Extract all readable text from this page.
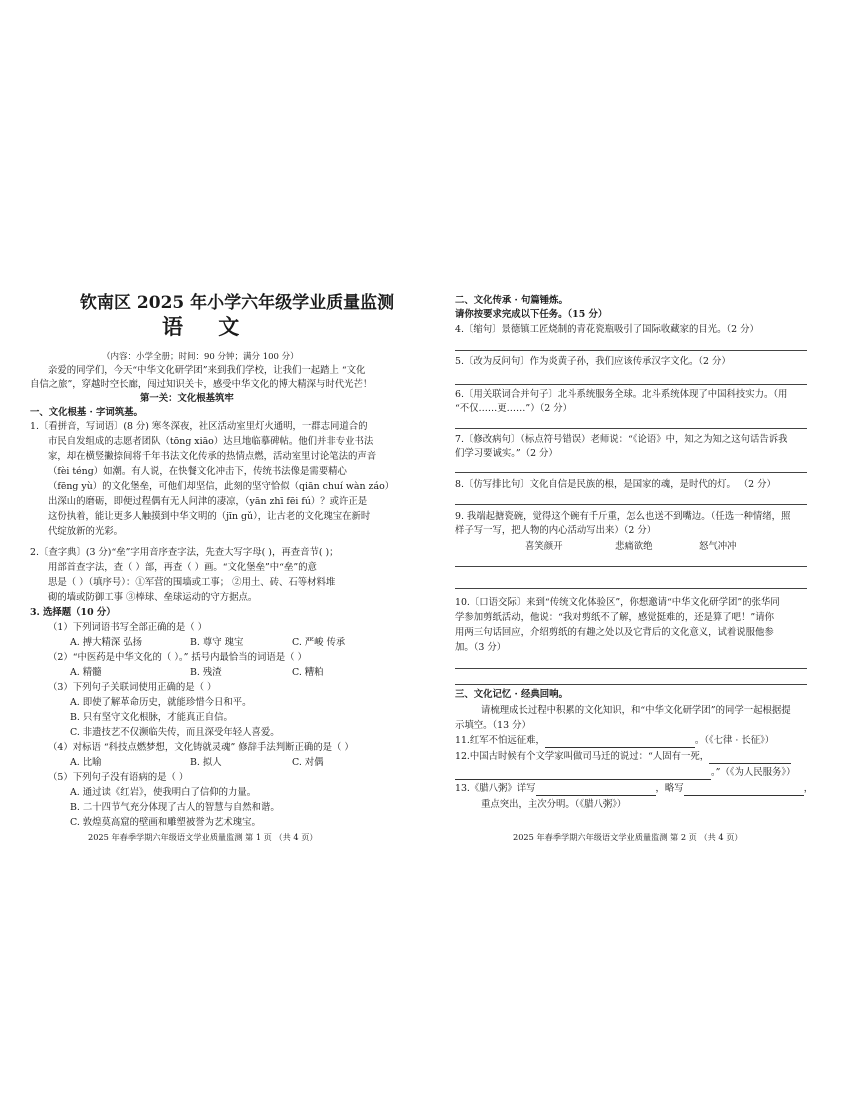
钦南区 2025 年小学六年级学业质量监测
语 文
（内容：小学全册；时间：90 分钟；满分 100 分）
亲爱的同学们，今天“中华文化研学团”来到我们学校，让我们一起踏上 “文化
自信之旅”，穿越时空长廊，闯过知识关卡，感受中华文化的博大精深与时代光芒！
第一关：文化根基筑牢
一、文化根基 · 字词筑基。
1.〔看拼音，写词语〕(8 分) 寒冬深夜，社区活动室里灯火通明，一群志同道合的
市民自发组成的志愿者团队（tōng xiāo）达旦地临摹碑帖。他们并非专业书法
家，却在横竖撇捺间将千年书法文化传承的热情点燃，活动室里讨论笔法的声音
（fèi téng）如潮。有人说，在快餐文化冲击下，传统书法像是需要精心
（fēng yù）的文化堡垒，可他们却坚信，此刻的坚守恰似（qiān chuí wàn záo）
出深山的磨砺，即便过程偶有无人问津的凄凉，（yān zhī fēi fú）？或许正是
这份执着，能让更多人触摸到中华文明的（jīn gǔ），让古老的文化瑰宝在新时
代绽放新的光彩。
2.〔查字典〕(3 分)“垒”字用音序查字法，先查大写字母( )，再查音节( )；
用部首查字法，查（ ）部，再查（ ）画。“文化堡垒”中“垒”的意
思是（ ）（填序号）：①军营的围墙或工事； ②用土、砖、石等材料堆
砌的墙或防御工事 ③棒球、垒球运动的守方据点。
3. 选择题（10 分）
（1）下列词语书写全部正确的是（ ）
A. 搏大精深 弘扬	B. 尊守 瑰宝	C. 严峻 传承
（2）“中医药是中华文化的（ ）。” 括号内最恰当的词语是（ ）
A. 精髓	B. 残渣	C. 糟粕
（3）下列句子关联词使用正确的是（ ）
A. 即使了解革命历史，就能珍惜今日和平。
B. 只有坚守文化根脉，才能真正自信。
C. 非遗技艺不仅濒临失传，而且深受年轻人喜爱。
（4）对标语 “科技点燃梦想，文化铸就灵魂” 修辞手法判断正确的是（ ）
A. 比喻	B. 拟人	C. 对偶
（5）下列句子没有语病的是（ ）
A. 通过读《红岩》，使我明白了信仰的力量。
B. 二十四节气充分体现了古人的智慧与自然和谐。
C. 敦煌莫高窟的壁画和雕塑被誉为艺术瑰宝。
2025 年春季学期六年级语文学业质量监测 第 1 页 （共 4 页）
二、文化传承 · 句篇锤炼。
请你按要求完成以下任务。（15 分）
4.〔缩句〕景德镇工匠烧制的青花瓷瓶吸引了国际收藏家的目光。（2 分）
5.〔改为反问句〕作为炎黄子孙，我们应该传承汉字文化。（2 分）
6.〔用关联词合并句子〕北斗系统服务全球。北斗系统体现了中国科技实力。（用
“不仅……更……”）（2 分）
7.〔修改病句〕（标点符号错误）老师说：“《论语》中，知之为知之这句话告诉我
们学习要诚实。”（2 分）
8.〔仿写排比句〕文化自信是民族的根，是国家的魂，是时代的灯。 （2 分）
9. 我端起搪瓷碗，觉得这个碗有千斤重，怎么也送不到嘴边。（任选一种情绪，照
样子写一写，把人物的内心活动写出来）（2 分）
喜笑颜开	悲痛欲绝	怒气冲冲
10.〔口语交际〕来到“传统文化体验区”，你想邀请“中华文化研学团”的张华同
学参加剪纸活动，他说：“我对剪纸不了解，感觉挺难的，还是算了吧！”请你
用两三句话回应，介绍剪纸的有趣之处以及它背后的文化意义，试着说服他参
加。（3 分）
三、文化记忆 · 经典回响。
请梳理成长过程中积累的文化知识，和“中华文化研学团”的同学一起根据提
示填空。（13 分）
11.红军不怕远征难，	。（《七律 · 长征》）
12.中国古时候有个文学家叫做司马迁的说过：“人固有一死，
。”（《为人民服务》）
13.《腊八粥》详写	，略写	，
重点突出，主次分明。（《腊八粥》）
2025 年春季学期六年级语文学业质量监测 第 2 页 （共 4 页）
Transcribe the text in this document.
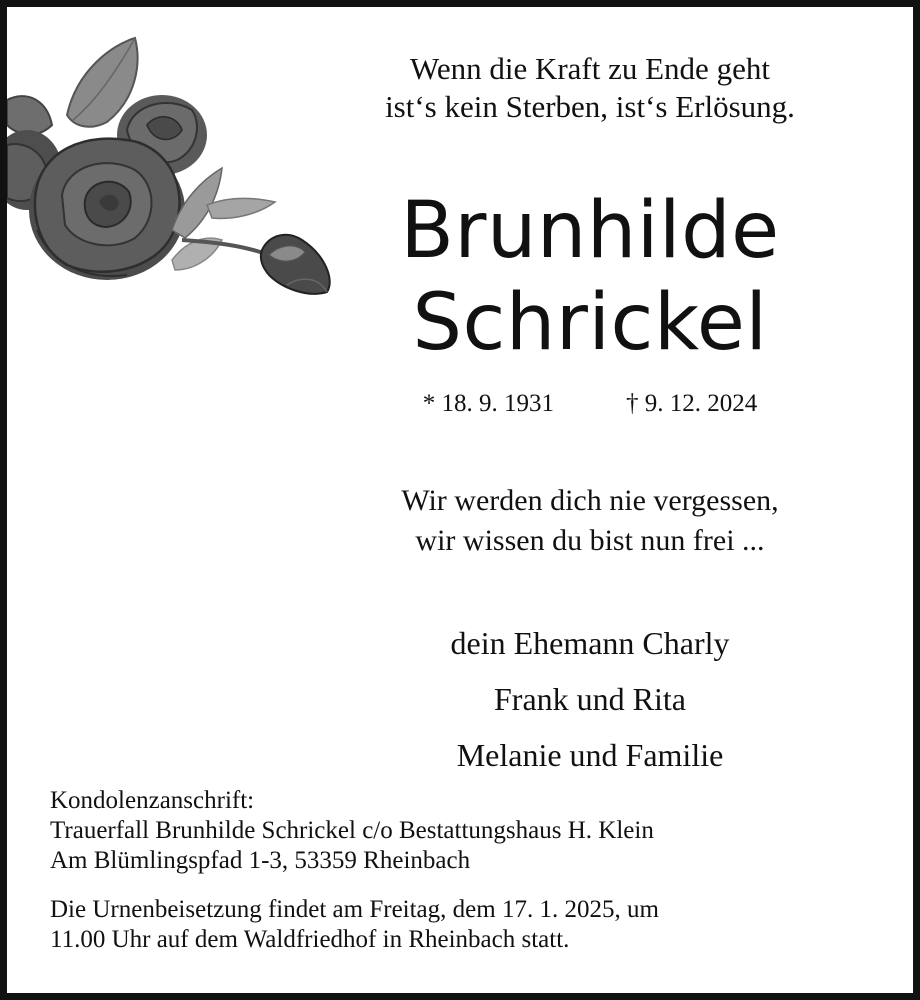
Wenn die Kraft zu Ende geht
ist‘s kein Sterben, ist‘s Erlösung.
Brunhilde
Schrickel
* 18. 9. 1931	† 9. 12. 2024
Wir werden dich nie vergessen,
wir wissen du bist nun frei ...
dein Ehemann Charly
Frank und Rita
Melanie und Familie
Kondolenzanschrift:
Trauerfall Brunhilde Schrickel c/o Bestattungshaus H. Klein
Am Blümlingspfad 1-3, 53359 Rheinbach
Die Urnenbeisetzung findet am Freitag, dem 17. 1. 2025, um
11.00 Uhr auf dem Waldfriedhof in Rheinbach statt.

* [What needs to be done] Set down the material above as is, without any pictures.

* [The answer]
Extract all readable text from this page.
钦南区 2025 年小学六年级学业质量监测
语 文
（内容：小学全册；时间：90 分钟；满分 100 分）
亲爱的同学们，今天“中华文化研学团”来到我们学校，让我们一起踏上 “文化
自信之旅”，穿越时空长廊，闯过知识关卡，感受中华文化的博大精深与时代光芒！
第一关：文化根基筑牢
一、文化根基 · 字词筑基。
1.〔看拼音，写词语〕(8 分) 寒冬深夜，社区活动室里灯火通明，一群志同道合的
市民自发组成的志愿者团队（tōng xiāo）达旦地临摹碑帖。他们并非专业书法
家，却在横竖撇捺间将千年书法文化传承的热情点燃，活动室里讨论笔法的声音
（fèi téng）如潮。有人说，在快餐文化冲击下，传统书法像是需要精心
（fēng yù）的文化堡垒，可他们却坚信，此刻的坚守恰似（qiān chuí wàn záo）
出深山的磨砺，即便过程偶有无人问津的凄凉，（yān zhī fēi fú）？或许正是
这份执着，能让更多人触摸到中华文明的（jīn gǔ），让古老的文化瑰宝在新时
代绽放新的光彩。
2.〔查字典〕(3 分)“垒”字用音序查字法，先查大写字母( )，再查音节( )；
用部首查字法，查（ ）部，再查（ ）画。“文化堡垒”中“垒”的意
思是（ ）（填序号）：①军营的围墙或工事； ②用土、砖、石等材料堆
砌的墙或防御工事 ③棒球、垒球运动的守方据点。
3. 选择题（10 分）
（1）下列词语书写全部正确的是（ ）
A. 搏大精深 弘扬	B. 尊守 瑰宝	C. 严峻 传承
（2）“中医药是中华文化的（ ）。” 括号内最恰当的词语是（ ）
A. 精髓	B. 残渣	C. 糟粕
（3）下列句子关联词使用正确的是（ ）
A. 即使了解革命历史，就能珍惜今日和平。
B. 只有坚守文化根脉，才能真正自信。
C. 非遗技艺不仅濒临失传，而且深受年轻人喜爱。
（4）对标语 “科技点燃梦想，文化铸就灵魂” 修辞手法判断正确的是（ ）
A. 比喻	B. 拟人	C. 对偶
（5）下列句子没有语病的是（ ）
A. 通过读《红岩》，使我明白了信仰的力量。
B. 二十四节气充分体现了古人的智慧与自然和谐。
C. 敦煌莫高窟的壁画和雕塑被誉为艺术瑰宝。
2025 年春季学期六年级语文学业质量监测 第 1 页 （共 4 页）
二、文化传承 · 句篇锤炼。
请你按要求完成以下任务。（15 分）
4.〔缩句〕景德镇工匠烧制的青花瓷瓶吸引了国际收藏家的目光。（2 分）
5.〔改为反问句〕作为炎黄子孙，我们应该传承汉字文化。（2 分）
6.〔用关联词合并句子〕北斗系统服务全球。北斗系统体现了中国科技实力。（用
“不仅……更……”）（2 分）
7.〔修改病句〕（标点符号错误）老师说：“《论语》中，知之为知之这句话告诉我
们学习要诚实。”（2 分）
8.〔仿写排比句〕文化自信是民族的根，是国家的魂，是时代的灯。 （2 分）
9. 我端起搪瓷碗，觉得这个碗有千斤重，怎么也送不到嘴边。（任选一种情绪，照
样子写一写，把人物的内心活动写出来）（2 分）
喜笑颜开	悲痛欲绝	怒气冲冲
10.〔口语交际〕来到“传统文化体验区”，你想邀请“中华文化研学团”的张华同
学参加剪纸活动，他说：“我对剪纸不了解，感觉挺难的，还是算了吧！”请你
用两三句话回应，介绍剪纸的有趣之处以及它背后的文化意义，试着说服他参
加。（3 分）
三、文化记忆 · 经典回响。
请梳理成长过程中积累的文化知识，和“中华文化研学团”的同学一起根据提
示填空。（13 分）
11.红军不怕远征难，	。（《七律 · 长征》）
12.中国古时候有个文学家叫做司马迁的说过：“人固有一死，
。”（《为人民服务》）
13.《腊八粥》详写	，略写	，
重点突出，主次分明。（《腊八粥》）
2025 年春季学期六年级语文学业质量监测 第 2 页 （共 4 页）
Transcribe the text in this document.
Wenn die Kraft zu Ende geht
ist‘s kein Sterben, ist‘s Erlösung.
Brunhilde
Schrickel
* 18. 9. 1931	† 9. 12. 2024
Wir werden dich nie vergessen,
wir wissen du bist nun frei ...
dein Ehemann Charly
Frank und Rita
Melanie und Familie
Kondolenzanschrift:
Trauerfall Brunhilde Schrickel c/o Bestattungshaus H. Klein
Am Blümlingspfad 1-3, 53359 Rheinbach
Die Urnenbeisetzung findet am Freitag, dem 17. 1. 2025, um
11.00 Uhr auf dem Waldfriedhof in Rheinbach statt.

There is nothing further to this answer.